#### ESTRATTO DEL TESTO:
-*-*-

Lo scultore Sandro Piermarini: l’Arte oggi non coinvolge ed è mero fatto speculativo

L’albero del melo è bello nella forma, dolce e profumato ne è il frutto. Questo è ciò che ci comunica ed è un senso del suo esistere. Ma che cosa sono la bellezza della forma, la dolcezza e il profumo del pomo se non la dimensione di essere parte di uno scopo che si eleva sopra ogni progetto umano? Ed è a questa dimensione che le arti ci disvelano il loro senso di esistenza.

Kandisky ci dice: “Ogni opera d’arte è figlia del suo tempo e spesso madre dei nostri sentimenti” a significare che oltre a essere frutto creativo dell’artista, l’arte ha in sé un obiettivo: manifestare la sua potenza. L’arte ha da sempre costituito la nobiltà di essere forza aggregante di unione umana quale ricerca spirituale e arrivare al “culto”. Potremmo dire che in essa la energia espressa in contenuti valoriali, bellezza, armonia, ritmo, musicalità, umanità, si muove verso una espansione spaziale a indicarci un riferimento preciso, costruire una comunità.

-*-*-

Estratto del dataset
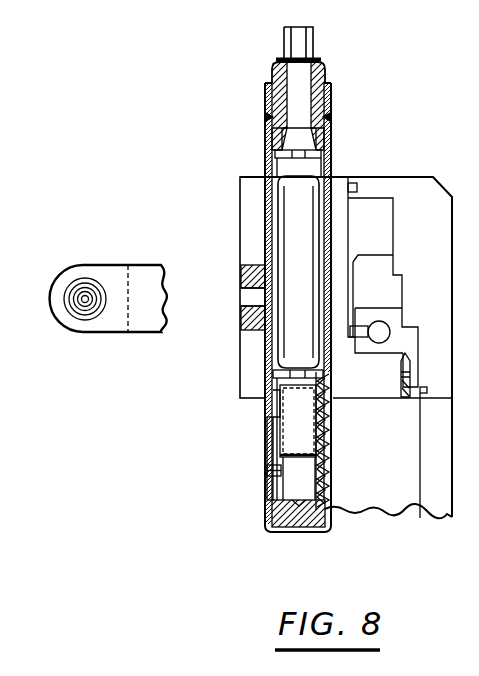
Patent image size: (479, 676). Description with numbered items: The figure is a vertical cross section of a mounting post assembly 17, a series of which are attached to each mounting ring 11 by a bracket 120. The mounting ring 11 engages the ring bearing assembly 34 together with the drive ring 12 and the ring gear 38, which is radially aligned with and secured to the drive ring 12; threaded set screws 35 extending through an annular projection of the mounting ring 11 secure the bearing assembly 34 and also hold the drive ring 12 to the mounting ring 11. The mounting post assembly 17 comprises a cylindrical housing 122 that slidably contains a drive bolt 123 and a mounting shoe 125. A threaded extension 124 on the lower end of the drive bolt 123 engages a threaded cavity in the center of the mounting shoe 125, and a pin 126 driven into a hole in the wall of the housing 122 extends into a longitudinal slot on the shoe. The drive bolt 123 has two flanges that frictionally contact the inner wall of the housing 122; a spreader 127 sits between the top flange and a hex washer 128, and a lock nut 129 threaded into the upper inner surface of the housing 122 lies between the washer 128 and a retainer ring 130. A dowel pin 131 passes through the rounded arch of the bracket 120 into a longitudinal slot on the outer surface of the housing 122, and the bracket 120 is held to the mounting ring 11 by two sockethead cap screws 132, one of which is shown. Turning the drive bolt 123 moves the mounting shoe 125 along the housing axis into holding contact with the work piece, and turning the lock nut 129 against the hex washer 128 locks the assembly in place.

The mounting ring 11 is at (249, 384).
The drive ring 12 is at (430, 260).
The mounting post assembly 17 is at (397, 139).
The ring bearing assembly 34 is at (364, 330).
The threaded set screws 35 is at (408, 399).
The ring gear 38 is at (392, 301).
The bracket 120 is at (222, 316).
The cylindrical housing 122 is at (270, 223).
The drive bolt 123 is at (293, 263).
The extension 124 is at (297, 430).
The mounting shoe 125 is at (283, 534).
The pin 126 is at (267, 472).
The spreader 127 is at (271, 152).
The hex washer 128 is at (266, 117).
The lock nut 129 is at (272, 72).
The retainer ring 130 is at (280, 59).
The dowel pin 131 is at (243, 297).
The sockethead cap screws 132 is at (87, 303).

-*-*-

#### COSA CHIEDE L'ESERCIZIO:
A) Aggiorna il testo sullo scultore Sandro Piermarini nel tratto tra "L’albero del melo" e "senso di esistenza.", estremi inclusi, mettendo "grazia" al posto di "bellezza".
B) Nel testo sullo scultore Sandro Piermarini, quale obiettivo ha in sé l'arte, oltre a essere frutto creativo dell'artista?
C) Riprendi il testo sullo scultore Sandro Piermarini da dove si interrompe e prosegui.

#### RISPOSTE PER COMPITO:
A)
L’albero del melo è bello nella forma, dolce e profumato ne è il frutto. Questo è ciò che ci comunica ed è un senso del suo esistere. Ma che cosa sono la grazia della forma, la dolcezza e il profumo del pomo se non la dimensione di essere parte di uno scopo che si eleva sopra ogni progetto umano? Ed è a questa dimensione che le arti ci disvelano il loro senso di esistenza.

B) Manifestare la sua potenza.

C)
Immaginiamo la edificazione di una basilica romano-gotica, che spesso aveva tempi di realizzazione superiori ai cento anni, che coinvolgeva una intera comunità di migliaia di uomini, donne, giovani che sotto la guida di capomastri artigiani e maestri artisti lavoravano insieme anche nella esecuzione di affreschi e decorazioni il cui linguaggio doveva essere di semplice lettura per un popolo analfabeta, con l’obiettivo di educare al sapere per colmare la sete di conoscenza. Ogni città piccola o grande aveva una sua scuola pittorica con artisti che operavano a vari livelli in base alle proprie capacità. Tali energie certo non si esaurivano nella edificazione della cattedrale ma tutto il territorio veniva investito dalla nobile forza dell’arte, nascevano borghi, città, abazie, edicole di culto nelle più remote campagne, insomma si creava il senso di comunità quale espressione viva di umanesimo.

Certo la presenza di artisti non può essere sminuita, la loro capacità del “fare”, di leggere in modo originale l’antico testamento, la parola di Cristo, la vita dei santi, ha contribuito a elevare l’arte a dimensione di culto e allo stesso modo a rappresentare episodi significativi della vita civile nel governo di una città e del suo territorio. Ora c’è da chiedersi se la natura dell’arte in tutte le sue espressioni può ancora rappresentare un valore di riferimento o se la condizione di individualismo esasperato dell’artista ha definitivamente compromesso l’arte a essere spirito di culto?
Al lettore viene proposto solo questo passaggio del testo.